(Goal of the exercise) All entries are to be quoted exactly; the images stay out of the copy.

(Provided data)
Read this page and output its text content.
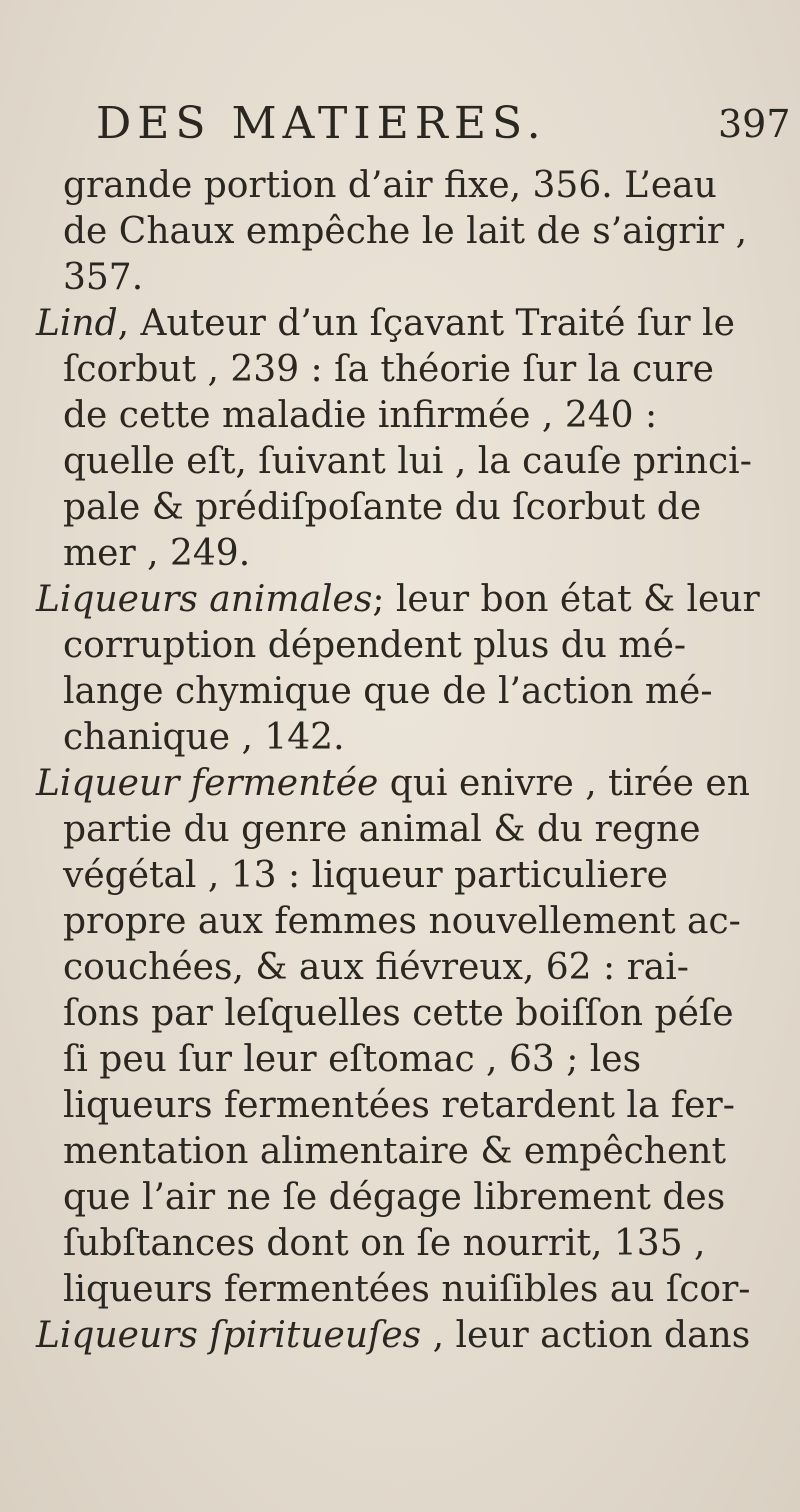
DES MATIERES.	397
grande portion d’air fixe, 356. L’eau
de Chaux empêche le lait de s’aigrir ,
357.
Lind, Auteur d’un ſçavant Traité ſur le
ſcorbut , 239 : ſa théorie ſur la cure
de cette maladie infirmée , 240 :
quelle eſt, ſuivant lui , la cauſe princi-
pale & prédiſpoſante du ſcorbut de
mer , 249.
Liqueurs animales; leur bon état & leur
corruption dépendent plus du mé-
lange chymique que de l’action mé-
chanique , 142.
Liqueur fermentée qui enivre , tirée en
partie du genre animal & du regne
végétal , 13 : liqueur particuliere
propre aux femmes nouvellement ac-
couchées, & aux fiévreux, 62 : rai-
ſons par leſquelles cette boiſſon péſe
ſi peu ſur leur eſtomac , 63 ; les
liqueurs fermentées retardent la fer-
mentation alimentaire & empêchent
que l’air ne ſe dégage librement des
ſubſtances dont on ſe nourrit, 135 ,
liqueurs fermentées nuiſibles au ſcor-
Liqueurs ſpiritueuſes , leur action dans
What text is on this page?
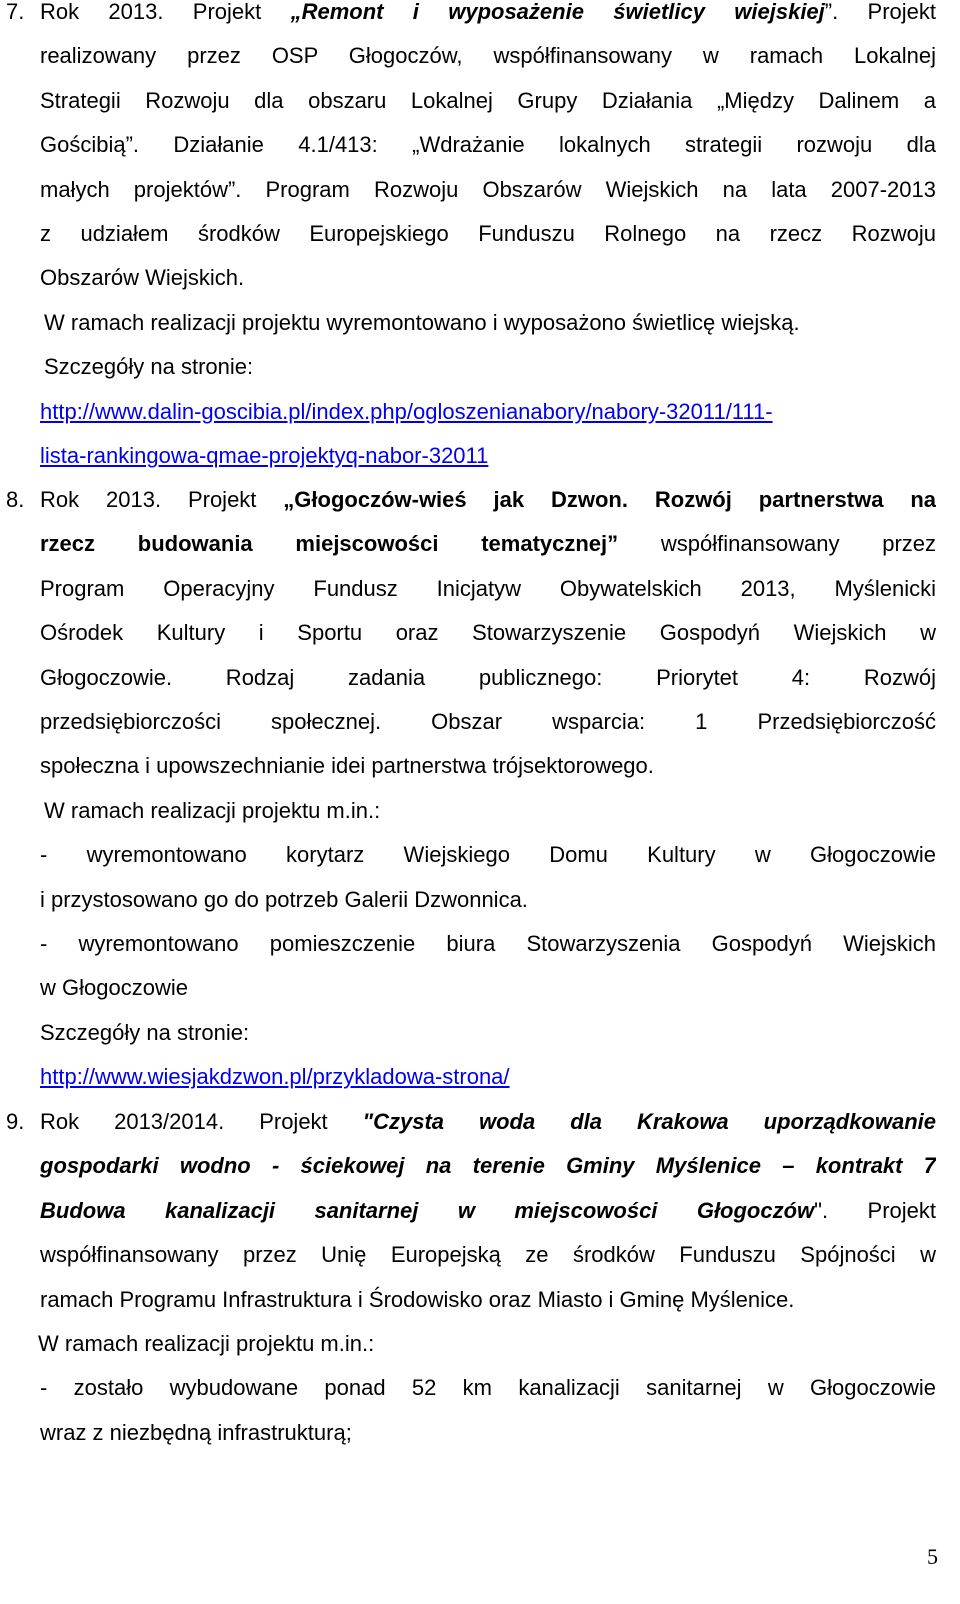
7. Rok 2013. Projekt „Remont i wyposażenie świetlicy wiejskiej”. Projekt
realizowany przez OSP Głogoczów, współfinansowany w ramach Lokalnej
Strategii Rozwoju dla obszaru Lokalnej Grupy Działania „Między Dalinem a
Gościbią”. Działanie 4.1/413: „Wdrażanie lokalnych strategii rozwoju dla
małych projektów”. Program Rozwoju Obszarów Wiejskich na lata 2007-2013
z udziałem środków Europejskiego Funduszu Rolnego na rzecz Rozwoju
Obszarów Wiejskich.
W ramach realizacji projektu wyremontowano i wyposażono świetlicę wiejską.
Szczegóły na stronie:
http://www.dalin-goscibia.pl/index.php/ogloszenianabory/nabory-32011/111-
lista-rankingowa-qmae-projektyq-nabor-32011
8. Rok 2013. Projekt „Głogoczów-wieś jak Dzwon. Rozwój partnerstwa na
rzecz budowania miejscowości tematycznej” współfinansowany przez
Program Operacyjny Fundusz Inicjatyw Obywatelskich 2013, Myślenicki
Ośrodek Kultury i Sportu oraz Stowarzyszenie Gospodyń Wiejskich w
Głogoczowie. Rodzaj zadania publicznego: Priorytet 4: Rozwój
przedsiębiorczości społecznej. Obszar wsparcia: 1 Przedsiębiorczość
społeczna i upowszechnianie idei partnerstwa trójsektorowego.
W ramach realizacji projektu m.in.:
- wyremontowano korytarz Wiejskiego Domu Kultury w Głogoczowie
i przystosowano go do potrzeb Galerii Dzwonnica.
- wyremontowano pomieszczenie biura Stowarzyszenia Gospodyń Wiejskich
w Głogoczowie
Szczegóły na stronie:
http://www.wiesjakdzwon.pl/przykladowa-strona/
9. Rok 2013/2014. Projekt "Czysta woda dla Krakowa uporządkowanie
gospodarki wodno - ściekowej na terenie Gminy Myślenice – kontrakt 7
Budowa kanalizacji sanitarnej w miejscowości Głogoczów". Projekt
współfinansowany przez Unię Europejską ze środków Funduszu Spójności w
ramach Programu Infrastruktura i Środowisko oraz Miasto i Gminę Myślenice.
W ramach realizacji projektu m.in.:
- zostało wybudowane ponad 52 km kanalizacji sanitarnej w Głogoczowie
wraz z niezbędną infrastrukturą;
5
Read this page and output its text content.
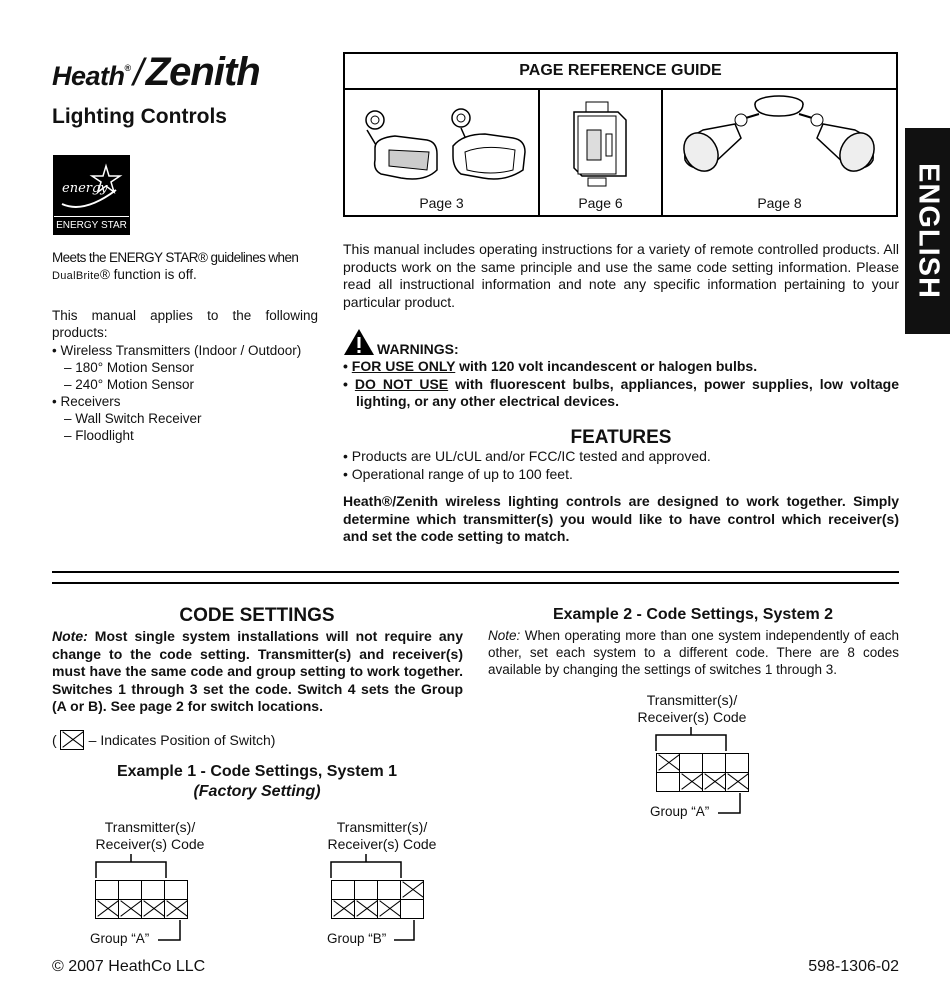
Heath®/Zenith
Lighting Controls
energy
ENERGY STAR
Meets the ENERGY STAR® guidelines when
DualBrite® function is off.
This manual applies to the following products:
• Wireless Transmitters (Indoor / Outdoor)
– 180° Motion Sensor
– 240° Motion Sensor
• Receivers
– Wall Switch Receiver
– Floodlight
PAGE REFERENCE GUIDE
Page 3	Page 6	Page 8	ENGLISH
This manual includes operating instructions for a variety of remote controlled products. All products work on the same principle and use the same code setting information. Please read all instructional information and note any specific information pertaining to your particular product.
WARNINGS:
• FOR USE ONLY with 120 volt incandescent or halogen bulbs.
• DO NOT USE with fluorescent bulbs, appliances, power supplies, low voltage lighting, or any other electrical devices.
FEATURES
• Products are UL/cUL and/or FCC/IC tested and approved.
• Operational range of up to 100 feet.
Heath®/Zenith wireless lighting controls are designed to work together. Simply determine which transmitter(s) you would like to have control which receiver(s) and set the code setting to match.
CODE SETTINGS
Note: Most single system installations will not require any change to the code setting. Transmitter(s) and receiver(s) must have the same code and group setting to work together. Switches 1 through 3 set the code. Switch 4 sets the Group (A or B). See page 2 for switch locations.
( – Indicates Position of Switch)
Example 1 - Code Settings, System 1
(Factory Setting)
Transmitter(s)/ Receiver(s) Code

Group “A”
Transmitter(s)/ Receiver(s) Code

Group “B”
Example 2 - Code Settings, System 2
Note: When operating more than one system independently of each other, set each system to a different code. There are 8 codes available by changing the settings of switches 1 through 3.
Transmitter(s)/ Receiver(s) Code

Group “A”
© 2007 HeathCo LLC	598-1306-02
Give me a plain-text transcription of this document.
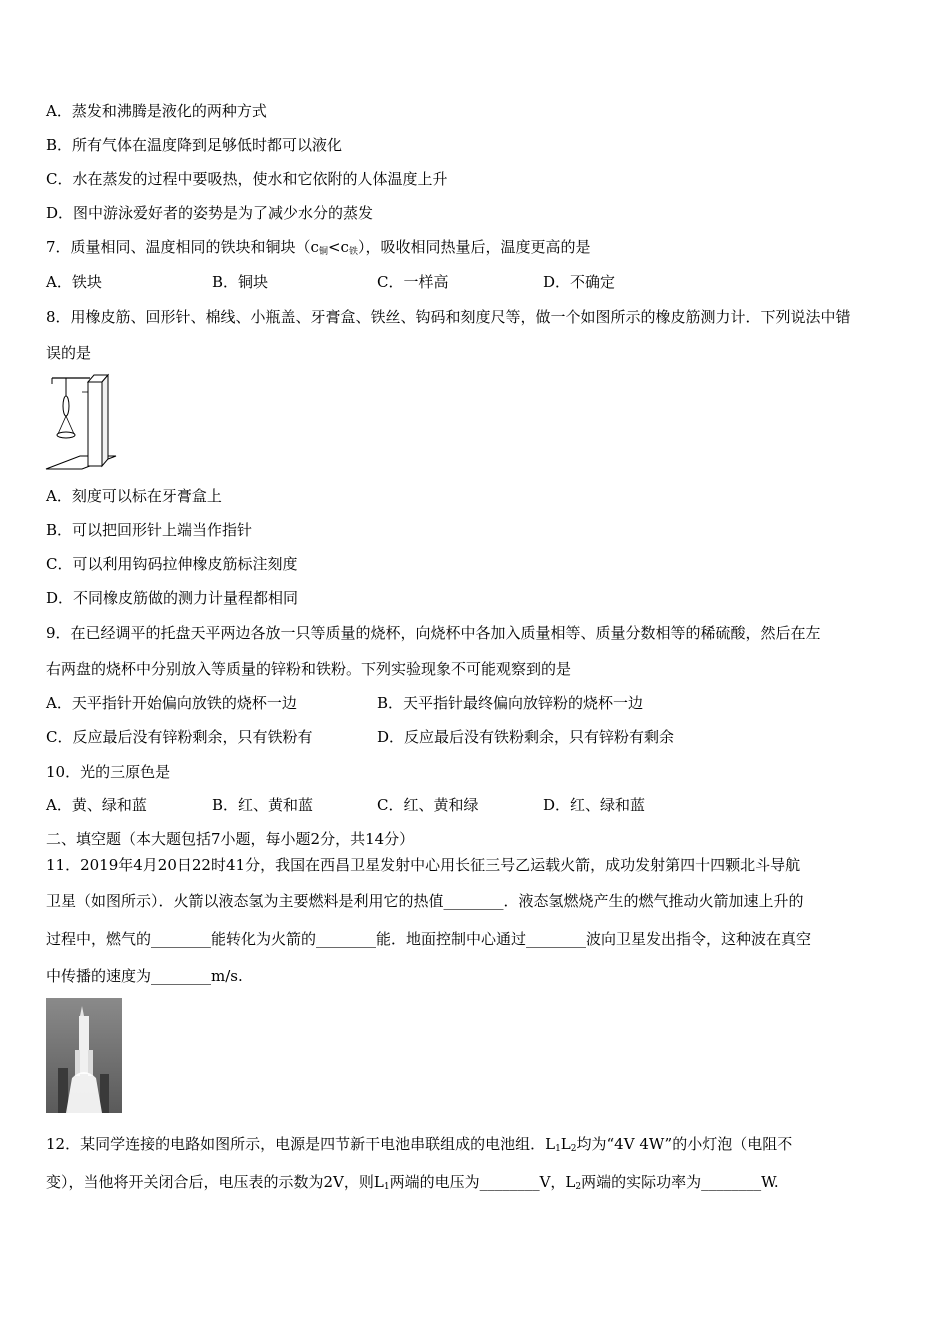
A．蒸发和沸腾是液化的两种方式
B．所有气体在温度降到足够低时都可以液化
C．水在蒸发的过程中要吸热，使水和它依附的人体温度上升
D．图中游泳爱好者的姿势是为了减少水分的蒸发
7．质量相同、温度相同的铁块和铜块$(c_铜<c_铁)$，吸收相同热量后，温度更高的是
A．铁块	B．铜块	C．一样高	D．不确定
8．用橡皮筋、回形针、棉线、小瓶盖、牙膏盒、铁丝、钩码和刻度尺等，做一个如图所示的橡皮筋测力计．下列说法中错
误的是
A．刻度可以标在牙膏盒上
B．可以把回形针上端当作指针
C．可以利用钩码拉伸橡皮筋标注刻度
D．不同橡皮筋做的测力计量程都相同
9．在已经调平的托盘天平两边各放一只等质量的烧杯，向烧杯中各加入质量相等、质量分数相等的稀硫酸，然后在左
右两盘的烧杯中分别放入等质量的锌粉和铁粉。下列实验现象不可能观察到的是
A．天平指针开始偏向放铁的烧杯一边	B．天平指针最终偏向放锌粉的烧杯一边
C．反应最后没有锌粉剩余，只有铁粉有	D．反应最后没有铁粉剩余，只有锌粉有剩余
10．光的三原色是
A．黄、绿和蓝	B．红、黄和蓝	C．红、黄和绿	D．红、绿和蓝
二、填空题（本大题包括7小题，每小题2分，共14分）
11．2019年4月20日22时41分，我国在西昌卫星发射中心用长征三号乙运载火箭，成功发射第四十四颗北斗导航
卫星（如图所示）．火箭以液态氢为主要燃料是利用它的热值________．液态氢燃烧产生的燃气推动火箭加速上升的
过程中，燃气的________能转化为火箭的________能．地面控制中心通过________波向卫星发出指令，这种波在真空
中传播的速度为________m/s.
12．某同学连接的电路如图所示，电源是四节新干电池串联组成的电池组．$L_1L_2$均为“4V 4W”的小灯泡（电阻不
变），当他将开关闭合后，电压表的示数为2V，则$L_1$两端的电压为________V，$L_2$两端的实际功率为________W.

(Task answer)
Read this page and output its text content.
DES MATIERES.	397
grande portion d’air fixe, 356. L’eau
de Chaux empêche le lait de s’aigrir ,
357.
Lind, Auteur d’un ſçavant Traité ſur le
ſcorbut , 239 : ſa théorie ſur la cure
de cette maladie infirmée , 240 :
quelle eſt, ſuivant lui , la cauſe princi-
pale & prédiſpoſante du ſcorbut de
mer , 249.
Liqueurs animales; leur bon état & leur
corruption dépendent plus du mé-
lange chymique que de l’action mé-
chanique , 142.
Liqueur fermentée qui enivre , tirée en
partie du genre animal & du regne
végétal , 13 : liqueur particuliere
propre aux femmes nouvellement ac-
couchées, & aux fiévreux, 62 : rai-
ſons par leſquelles cette boiſſon péſe
ſi peu ſur leur eſtomac , 63 ; les
liqueurs fermentées retardent la fer-
mentation alimentaire & empêchent
que l’air ne ſe dégage librement des
ſubſtances dont on ſe nourrit, 135 ,
liqueurs fermentées nuiſibles au ſcor-
Liqueurs ſpiritueuſes , leur action dans
What text is on this page?
7. Rok 2013. Projekt „Remont i wyposażenie świetlicy wiejskiej”. Projekt
realizowany przez OSP Głogoczów, współfinansowany w ramach Lokalnej
Strategii Rozwoju dla obszaru Lokalnej Grupy Działania „Między Dalinem a
Gościbią”. Działanie 4.1/413: „Wdrażanie lokalnych strategii rozwoju dla
małych projektów”. Program Rozwoju Obszarów Wiejskich na lata 2007-2013
z udziałem środków Europejskiego Funduszu Rolnego na rzecz Rozwoju
Obszarów Wiejskich.
W ramach realizacji projektu wyremontowano i wyposażono świetlicę wiejską.
Szczegóły na stronie:
http://www.dalin-goscibia.pl/index.php/ogloszenianabory/nabory-32011/111-
lista-rankingowa-qmae-projektyq-nabor-32011
8. Rok 2013. Projekt „Głogoczów-wieś jak Dzwon. Rozwój partnerstwa na
rzecz budowania miejscowości tematycznej” współfinansowany przez
Program Operacyjny Fundusz Inicjatyw Obywatelskich 2013, Myślenicki
Ośrodek Kultury i Sportu oraz Stowarzyszenie Gospodyń Wiejskich w
Głogoczowie. Rodzaj zadania publicznego: Priorytet 4: Rozwój
przedsiębiorczości społecznej. Obszar wsparcia: 1 Przedsiębiorczość
społeczna i upowszechnianie idei partnerstwa trójsektorowego.
W ramach realizacji projektu m.in.:
- wyremontowano korytarz Wiejskiego Domu Kultury w Głogoczowie
i przystosowano go do potrzeb Galerii Dzwonnica.
- wyremontowano pomieszczenie biura Stowarzyszenia Gospodyń Wiejskich
w Głogoczowie
Szczegóły na stronie:
http://www.wiesjakdzwon.pl/przykladowa-strona/
9. Rok 2013/2014. Projekt "Czysta woda dla Krakowa uporządkowanie
gospodarki wodno - ściekowej na terenie Gminy Myślenice – kontrakt 7
Budowa kanalizacji sanitarnej w miejscowości Głogoczów". Projekt
współfinansowany przez Unię Europejską ze środków Funduszu Spójności w
ramach Programu Infrastruktura i Środowisko oraz Miasto i Gminę Myślenice.
W ramach realizacji projektu m.in.:
- zostało wybudowane ponad 52 km kanalizacji sanitarnej w Głogoczowie
wraz z niezbędną infrastrukturą;
5
Read this page and output its text content.
Heath®/Zenith
Lighting Controls
energy
ENERGY STAR
Meets the ENERGY STAR® guidelines when
DualBrite® function is off.
This manual applies to the following products:
• Wireless Transmitters (Indoor / Outdoor)
– 180° Motion Sensor
– 240° Motion Sensor
• Receivers
– Wall Switch Receiver
– Floodlight
PAGE REFERENCE GUIDE
Page 3	Page 6	Page 8	ENGLISH
This manual includes operating instructions for a variety of remote controlled products. All products work on the same principle and use the same code setting information. Please read all instructional information and note any specific information pertaining to your particular product.
WARNINGS:
• FOR USE ONLY with 120 volt incandescent or halogen bulbs.
• DO NOT USE with fluorescent bulbs, appliances, power supplies, low voltage lighting, or any other electrical devices.
FEATURES
• Products are UL/cUL and/or FCC/IC tested and approved.
• Operational range of up to 100 feet.
Heath®/Zenith wireless lighting controls are designed to work together. Simply determine which transmitter(s) you would like to have control which receiver(s) and set the code setting to match.
CODE SETTINGS
Note: Most single system installations will not require any change to the code setting. Transmitter(s) and receiver(s) must have the same code and group setting to work together. Switches 1 through 3 set the code. Switch 4 sets the Group (A or B). See page 2 for switch locations.
( – Indicates Position of Switch)
Example 1 - Code Settings, System 1
(Factory Setting)
Transmitter(s)/ Receiver(s) Code

Group “A”
Transmitter(s)/ Receiver(s) Code

Group “B”
Example 2 - Code Settings, System 2
Note: When operating more than one system independently of each other, set each system to a different code. There are 8 codes available by changing the settings of switches 1 through 3.
Transmitter(s)/ Receiver(s) Code

Group “A”
© 2007 HeathCo LLC	598-1306-02
Give me a plain-text transcription of this document.
A．蒸发和沸腾是液化的两种方式
B．所有气体在温度降到足够低时都可以液化
C．水在蒸发的过程中要吸热，使水和它依附的人体温度上升
D．图中游泳爱好者的姿势是为了减少水分的蒸发
7．质量相同、温度相同的铁块和铜块$(c_铜<c_铁)$，吸收相同热量后，温度更高的是
A．铁块	B．铜块	C．一样高	D．不确定
8．用橡皮筋、回形针、棉线、小瓶盖、牙膏盒、铁丝、钩码和刻度尺等，做一个如图所示的橡皮筋测力计．下列说法中错
误的是
A．刻度可以标在牙膏盒上
B．可以把回形针上端当作指针
C．可以利用钩码拉伸橡皮筋标注刻度
D．不同橡皮筋做的测力计量程都相同
9．在已经调平的托盘天平两边各放一只等质量的烧杯，向烧杯中各加入质量相等、质量分数相等的稀硫酸，然后在左
右两盘的烧杯中分别放入等质量的锌粉和铁粉。下列实验现象不可能观察到的是
A．天平指针开始偏向放铁的烧杯一边	B．天平指针最终偏向放锌粉的烧杯一边
C．反应最后没有锌粉剩余，只有铁粉有	D．反应最后没有铁粉剩余，只有锌粉有剩余
10．光的三原色是
A．黄、绿和蓝	B．红、黄和蓝	C．红、黄和绿	D．红、绿和蓝
二、填空题（本大题包括7小题，每小题2分，共14分）
11．2019年4月20日22时41分，我国在西昌卫星发射中心用长征三号乙运载火箭，成功发射第四十四颗北斗导航
卫星（如图所示）．火箭以液态氢为主要燃料是利用它的热值________．液态氢燃烧产生的燃气推动火箭加速上升的
过程中，燃气的________能转化为火箭的________能．地面控制中心通过________波向卫星发出指令，这种波在真空
中传播的速度为________m/s.
12．某同学连接的电路如图所示，电源是四节新干电池串联组成的电池组．$L_1L_2$均为“4V 4W”的小灯泡（电阻不
变），当他将开关闭合后，电压表的示数为2V，则$L_1$两端的电压为________V，$L_2$两端的实际功率为________W.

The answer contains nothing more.